_TASK BRIEF_: Give a verbatim copy of the lines below, minus the pictures.

_AVAILABLE DATA_:
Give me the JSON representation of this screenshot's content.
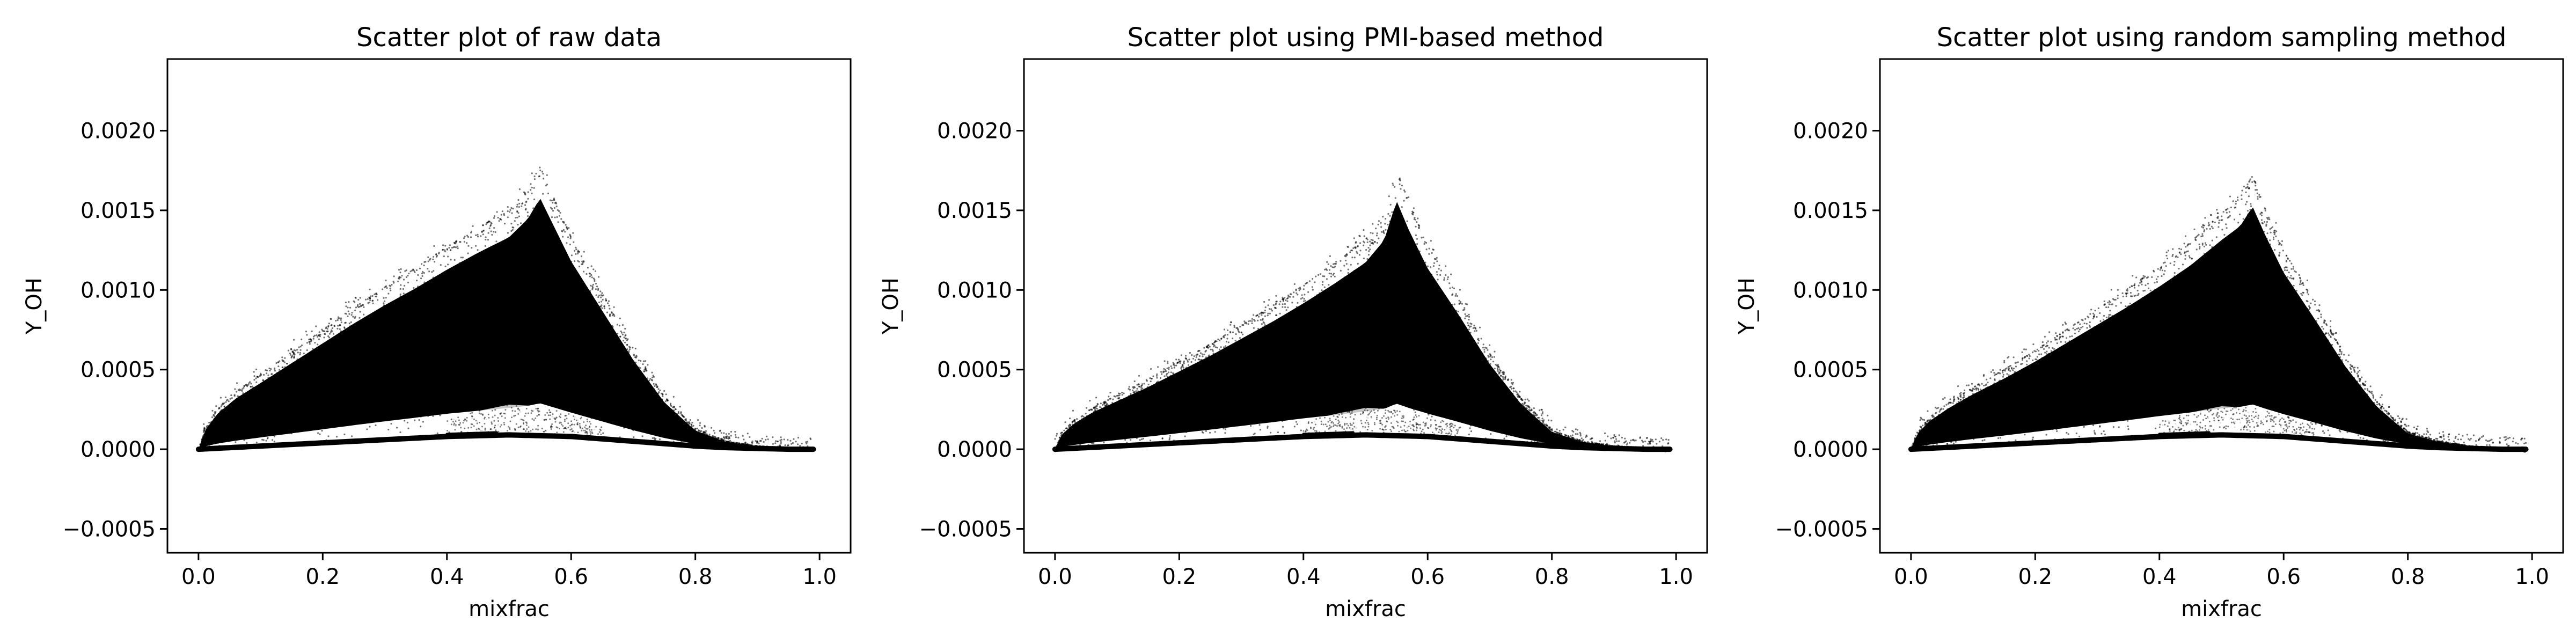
{
  "chart_data": [
    {
      "type": "scatter",
      "title": "Scatter plot of raw data",
      "xlabel": "mixfrac",
      "ylabel": "Y_OH",
      "xlim": [
        -0.05,
        1.05
      ],
      "ylim": [
        -0.00065,
        0.00245
      ],
      "xticks": [
        0.0,
        0.2,
        0.4,
        0.6,
        0.8,
        1.0
      ],
      "xtick_labels": [
        "0.0",
        "0.2",
        "0.4",
        "0.6",
        "0.8",
        "1.0"
      ],
      "yticks": [
        -0.0005,
        0.0,
        0.0005,
        0.001,
        0.0015,
        0.002
      ],
      "ytick_labels": [
        "−0.0005",
        "0.0000",
        "0.0005",
        "0.0010",
        "0.0015",
        "0.0020"
      ],
      "grid": false,
      "marker_color": "#000000",
      "upper_envelope": {
        "x": [
          0.0,
          0.01,
          0.03,
          0.06,
          0.1,
          0.15,
          0.2,
          0.25,
          0.3,
          0.35,
          0.4,
          0.45,
          0.5,
          0.53,
          0.55,
          0.57,
          0.6,
          0.65,
          0.7,
          0.75,
          0.8,
          0.85,
          0.9,
          0.95,
          0.99
        ],
        "y": [
          0.0,
          0.00013,
          0.00025,
          0.00036,
          0.00047,
          0.00061,
          0.00075,
          0.00089,
          0.00102,
          0.00114,
          0.00127,
          0.00139,
          0.0015,
          0.00163,
          0.00178,
          0.0016,
          0.00133,
          0.00098,
          0.00063,
          0.00033,
          0.00013,
          5e-05,
          2e-05,
          1e-05,
          0.0
        ]
      },
      "lower_envelope": {
        "x": [
          0.0,
          0.1,
          0.2,
          0.3,
          0.4,
          0.5,
          0.6,
          0.7,
          0.8,
          0.85,
          0.9,
          0.95,
          0.99
        ],
        "y": [
          0.0,
          2e-05,
          4e-05,
          6e-05,
          8e-05,
          9e-05,
          8e-05,
          5e-05,
          2e-05,
          1e-05,
          5e-06,
          0.0,
          0.0
        ]
      },
      "sparse_band": {
        "x": [
          0.4,
          0.45,
          0.5,
          0.55,
          0.6,
          0.65
        ],
        "y_low": [
          9e-05,
          0.0001,
          0.00011,
          0.00011,
          0.0001,
          9e-05
        ],
        "y_high": [
          0.00018,
          0.00024,
          0.00028,
          0.00027,
          0.00022,
          0.00016
        ]
      }
    },
    {
      "type": "scatter",
      "title": "Scatter plot using PMI-based method",
      "xlabel": "mixfrac",
      "ylabel": "Y_OH",
      "xlim": [
        -0.05,
        1.05
      ],
      "ylim": [
        -0.00065,
        0.00245
      ],
      "xticks": [
        0.0,
        0.2,
        0.4,
        0.6,
        0.8,
        1.0
      ],
      "xtick_labels": [
        "0.0",
        "0.2",
        "0.4",
        "0.6",
        "0.8",
        "1.0"
      ],
      "yticks": [
        -0.0005,
        0.0,
        0.0005,
        0.001,
        0.0015,
        0.002
      ],
      "ytick_labels": [
        "−0.0005",
        "0.0000",
        "0.0005",
        "0.0010",
        "0.0015",
        "0.0020"
      ],
      "grid": false,
      "marker_color": "#000000",
      "upper_envelope": {
        "x": [
          0.0,
          0.01,
          0.03,
          0.06,
          0.1,
          0.15,
          0.2,
          0.25,
          0.3,
          0.35,
          0.4,
          0.45,
          0.5,
          0.53,
          0.55,
          0.57,
          0.6,
          0.65,
          0.7,
          0.75,
          0.8,
          0.85,
          0.9,
          0.95,
          0.99
        ],
        "y": [
          0.0,
          0.0001,
          0.00018,
          0.00026,
          0.00034,
          0.00044,
          0.00055,
          0.00066,
          0.00078,
          0.0009,
          0.00103,
          0.00117,
          0.00132,
          0.00148,
          0.00176,
          0.00155,
          0.00128,
          0.00095,
          0.0006,
          0.00032,
          0.00012,
          5e-05,
          2e-05,
          1e-05,
          0.0
        ]
      },
      "lower_envelope": {
        "x": [
          0.0,
          0.1,
          0.2,
          0.3,
          0.4,
          0.5,
          0.6,
          0.7,
          0.8,
          0.85,
          0.9,
          0.95,
          0.99
        ],
        "y": [
          0.0,
          2e-05,
          4e-05,
          6e-05,
          8e-05,
          9e-05,
          8e-05,
          5e-05,
          2e-05,
          1e-05,
          5e-06,
          0.0,
          0.0
        ]
      },
      "sparse_band": {
        "x": [
          0.4,
          0.45,
          0.5,
          0.55,
          0.6,
          0.65
        ],
        "y_low": [
          9e-05,
          0.0001,
          0.00011,
          0.00011,
          0.0001,
          9e-05
        ],
        "y_high": [
          0.00017,
          0.00022,
          0.00026,
          0.00025,
          0.0002,
          0.00015
        ]
      }
    },
    {
      "type": "scatter",
      "title": "Scatter plot using random sampling method",
      "xlabel": "mixfrac",
      "ylabel": "Y_OH",
      "xlim": [
        -0.05,
        1.05
      ],
      "ylim": [
        -0.00065,
        0.00245
      ],
      "xticks": [
        0.0,
        0.2,
        0.4,
        0.6,
        0.8,
        1.0
      ],
      "xtick_labels": [
        "0.0",
        "0.2",
        "0.4",
        "0.6",
        "0.8",
        "1.0"
      ],
      "yticks": [
        -0.0005,
        0.0,
        0.0005,
        0.001,
        0.0015,
        0.002
      ],
      "ytick_labels": [
        "−0.0005",
        "0.0000",
        "0.0005",
        "0.0010",
        "0.0015",
        "0.0020"
      ],
      "grid": false,
      "marker_color": "#000000",
      "upper_envelope": {
        "x": [
          0.0,
          0.01,
          0.03,
          0.06,
          0.1,
          0.15,
          0.2,
          0.25,
          0.3,
          0.35,
          0.4,
          0.45,
          0.5,
          0.53,
          0.55,
          0.57,
          0.6,
          0.65,
          0.7,
          0.75,
          0.8,
          0.85,
          0.9,
          0.95,
          0.99
        ],
        "y": [
          0.0,
          0.00011,
          0.0002,
          0.00029,
          0.00039,
          0.0005,
          0.00062,
          0.00075,
          0.00088,
          0.00101,
          0.00115,
          0.0013,
          0.00148,
          0.00158,
          0.00172,
          0.00152,
          0.00125,
          0.00092,
          0.00058,
          0.0003,
          0.00011,
          5e-05,
          2e-05,
          1e-05,
          0.0
        ]
      },
      "lower_envelope": {
        "x": [
          0.0,
          0.1,
          0.2,
          0.3,
          0.4,
          0.5,
          0.6,
          0.7,
          0.8,
          0.85,
          0.9,
          0.95,
          0.99
        ],
        "y": [
          0.0,
          2e-05,
          4e-05,
          6e-05,
          8e-05,
          9e-05,
          8e-05,
          5e-05,
          2e-05,
          1e-05,
          5e-06,
          0.0,
          0.0
        ]
      },
      "sparse_band": {
        "x": [
          0.4,
          0.45,
          0.5,
          0.55,
          0.6,
          0.65
        ],
        "y_low": [
          9e-05,
          0.0001,
          0.00011,
          0.00011,
          0.0001,
          9e-05
        ],
        "y_high": [
          0.00018,
          0.00023,
          0.00027,
          0.00026,
          0.00021,
          0.00016
        ]
      }
    }
  ]
}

_FINAL RESULT_:
Give me the JSON representation of this screenshot's content.
{
  "chart_data": [
    {
      "type": "scatter",
      "title": "Scatter plot of raw data",
      "xlabel": "mixfrac",
      "ylabel": "Y_OH",
      "xlim": [
        -0.05,
        1.05
      ],
      "ylim": [
        -0.00065,
        0.00245
      ],
      "xticks": [
        0.0,
        0.2,
        0.4,
        0.6,
        0.8,
        1.0
      ],
      "xtick_labels": [
        "0.0",
        "0.2",
        "0.4",
        "0.6",
        "0.8",
        "1.0"
      ],
      "yticks": [
        -0.0005,
        0.0,
        0.0005,
        0.001,
        0.0015,
        0.002
      ],
      "ytick_labels": [
        "−0.0005",
        "0.0000",
        "0.0005",
        "0.0010",
        "0.0015",
        "0.0020"
      ],
      "grid": false,
      "marker_color": "#000000",
      "upper_envelope": {
        "x": [
          0.0,
          0.01,
          0.03,
          0.06,
          0.1,
          0.15,
          0.2,
          0.25,
          0.3,
          0.35,
          0.4,
          0.45,
          0.5,
          0.53,
          0.55,
          0.57,
          0.6,
          0.65,
          0.7,
          0.75,
          0.8,
          0.85,
          0.9,
          0.95,
          0.99
        ],
        "y": [
          0.0,
          0.00013,
          0.00025,
          0.00036,
          0.00047,
          0.00061,
          0.00075,
          0.00089,
          0.00102,
          0.00114,
          0.00127,
          0.00139,
          0.0015,
          0.00163,
          0.00178,
          0.0016,
          0.00133,
          0.00098,
          0.00063,
          0.00033,
          0.00013,
          5e-05,
          2e-05,
          1e-05,
          0.0
        ]
      },
      "lower_envelope": {
        "x": [
          0.0,
          0.1,
          0.2,
          0.3,
          0.4,
          0.5,
          0.6,
          0.7,
          0.8,
          0.85,
          0.9,
          0.95,
          0.99
        ],
        "y": [
          0.0,
          2e-05,
          4e-05,
          6e-05,
          8e-05,
          9e-05,
          8e-05,
          5e-05,
          2e-05,
          1e-05,
          5e-06,
          0.0,
          0.0
        ]
      },
      "sparse_band": {
        "x": [
          0.4,
          0.45,
          0.5,
          0.55,
          0.6,
          0.65
        ],
        "y_low": [
          9e-05,
          0.0001,
          0.00011,
          0.00011,
          0.0001,
          9e-05
        ],
        "y_high": [
          0.00018,
          0.00024,
          0.00028,
          0.00027,
          0.00022,
          0.00016
        ]
      }
    },
    {
      "type": "scatter",
      "title": "Scatter plot using PMI-based method",
      "xlabel": "mixfrac",
      "ylabel": "Y_OH",
      "xlim": [
        -0.05,
        1.05
      ],
      "ylim": [
        -0.00065,
        0.00245
      ],
      "xticks": [
        0.0,
        0.2,
        0.4,
        0.6,
        0.8,
        1.0
      ],
      "xtick_labels": [
        "0.0",
        "0.2",
        "0.4",
        "0.6",
        "0.8",
        "1.0"
      ],
      "yticks": [
        -0.0005,
        0.0,
        0.0005,
        0.001,
        0.0015,
        0.002
      ],
      "ytick_labels": [
        "−0.0005",
        "0.0000",
        "0.0005",
        "0.0010",
        "0.0015",
        "0.0020"
      ],
      "grid": false,
      "marker_color": "#000000",
      "upper_envelope": {
        "x": [
          0.0,
          0.01,
          0.03,
          0.06,
          0.1,
          0.15,
          0.2,
          0.25,
          0.3,
          0.35,
          0.4,
          0.45,
          0.5,
          0.53,
          0.55,
          0.57,
          0.6,
          0.65,
          0.7,
          0.75,
          0.8,
          0.85,
          0.9,
          0.95,
          0.99
        ],
        "y": [
          0.0,
          0.0001,
          0.00018,
          0.00026,
          0.00034,
          0.00044,
          0.00055,
          0.00066,
          0.00078,
          0.0009,
          0.00103,
          0.00117,
          0.00132,
          0.00148,
          0.00176,
          0.00155,
          0.00128,
          0.00095,
          0.0006,
          0.00032,
          0.00012,
          5e-05,
          2e-05,
          1e-05,
          0.0
        ]
      },
      "lower_envelope": {
        "x": [
          0.0,
          0.1,
          0.2,
          0.3,
          0.4,
          0.5,
          0.6,
          0.7,
          0.8,
          0.85,
          0.9,
          0.95,
          0.99
        ],
        "y": [
          0.0,
          2e-05,
          4e-05,
          6e-05,
          8e-05,
          9e-05,
          8e-05,
          5e-05,
          2e-05,
          1e-05,
          5e-06,
          0.0,
          0.0
        ]
      },
      "sparse_band": {
        "x": [
          0.4,
          0.45,
          0.5,
          0.55,
          0.6,
          0.65
        ],
        "y_low": [
          9e-05,
          0.0001,
          0.00011,
          0.00011,
          0.0001,
          9e-05
        ],
        "y_high": [
          0.00017,
          0.00022,
          0.00026,
          0.00025,
          0.0002,
          0.00015
        ]
      }
    },
    {
      "type": "scatter",
      "title": "Scatter plot using random sampling method",
      "xlabel": "mixfrac",
      "ylabel": "Y_OH",
      "xlim": [
        -0.05,
        1.05
      ],
      "ylim": [
        -0.00065,
        0.00245
      ],
      "xticks": [
        0.0,
        0.2,
        0.4,
        0.6,
        0.8,
        1.0
      ],
      "xtick_labels": [
        "0.0",
        "0.2",
        "0.4",
        "0.6",
        "0.8",
        "1.0"
      ],
      "yticks": [
        -0.0005,
        0.0,
        0.0005,
        0.001,
        0.0015,
        0.002
      ],
      "ytick_labels": [
        "−0.0005",
        "0.0000",
        "0.0005",
        "0.0010",
        "0.0015",
        "0.0020"
      ],
      "grid": false,
      "marker_color": "#000000",
      "upper_envelope": {
        "x": [
          0.0,
          0.01,
          0.03,
          0.06,
          0.1,
          0.15,
          0.2,
          0.25,
          0.3,
          0.35,
          0.4,
          0.45,
          0.5,
          0.53,
          0.55,
          0.57,
          0.6,
          0.65,
          0.7,
          0.75,
          0.8,
          0.85,
          0.9,
          0.95,
          0.99
        ],
        "y": [
          0.0,
          0.00011,
          0.0002,
          0.00029,
          0.00039,
          0.0005,
          0.00062,
          0.00075,
          0.00088,
          0.00101,
          0.00115,
          0.0013,
          0.00148,
          0.00158,
          0.00172,
          0.00152,
          0.00125,
          0.00092,
          0.00058,
          0.0003,
          0.00011,
          5e-05,
          2e-05,
          1e-05,
          0.0
        ]
      },
      "lower_envelope": {
        "x": [
          0.0,
          0.1,
          0.2,
          0.3,
          0.4,
          0.5,
          0.6,
          0.7,
          0.8,
          0.85,
          0.9,
          0.95,
          0.99
        ],
        "y": [
          0.0,
          2e-05,
          4e-05,
          6e-05,
          8e-05,
          9e-05,
          8e-05,
          5e-05,
          2e-05,
          1e-05,
          5e-06,
          0.0,
          0.0
        ]
      },
      "sparse_band": {
        "x": [
          0.4,
          0.45,
          0.5,
          0.55,
          0.6,
          0.65
        ],
        "y_low": [
          9e-05,
          0.0001,
          0.00011,
          0.00011,
          0.0001,
          9e-05
        ],
        "y_high": [
          0.00018,
          0.00023,
          0.00027,
          0.00026,
          0.00021,
          0.00016
        ]
      }
    }
  ]
}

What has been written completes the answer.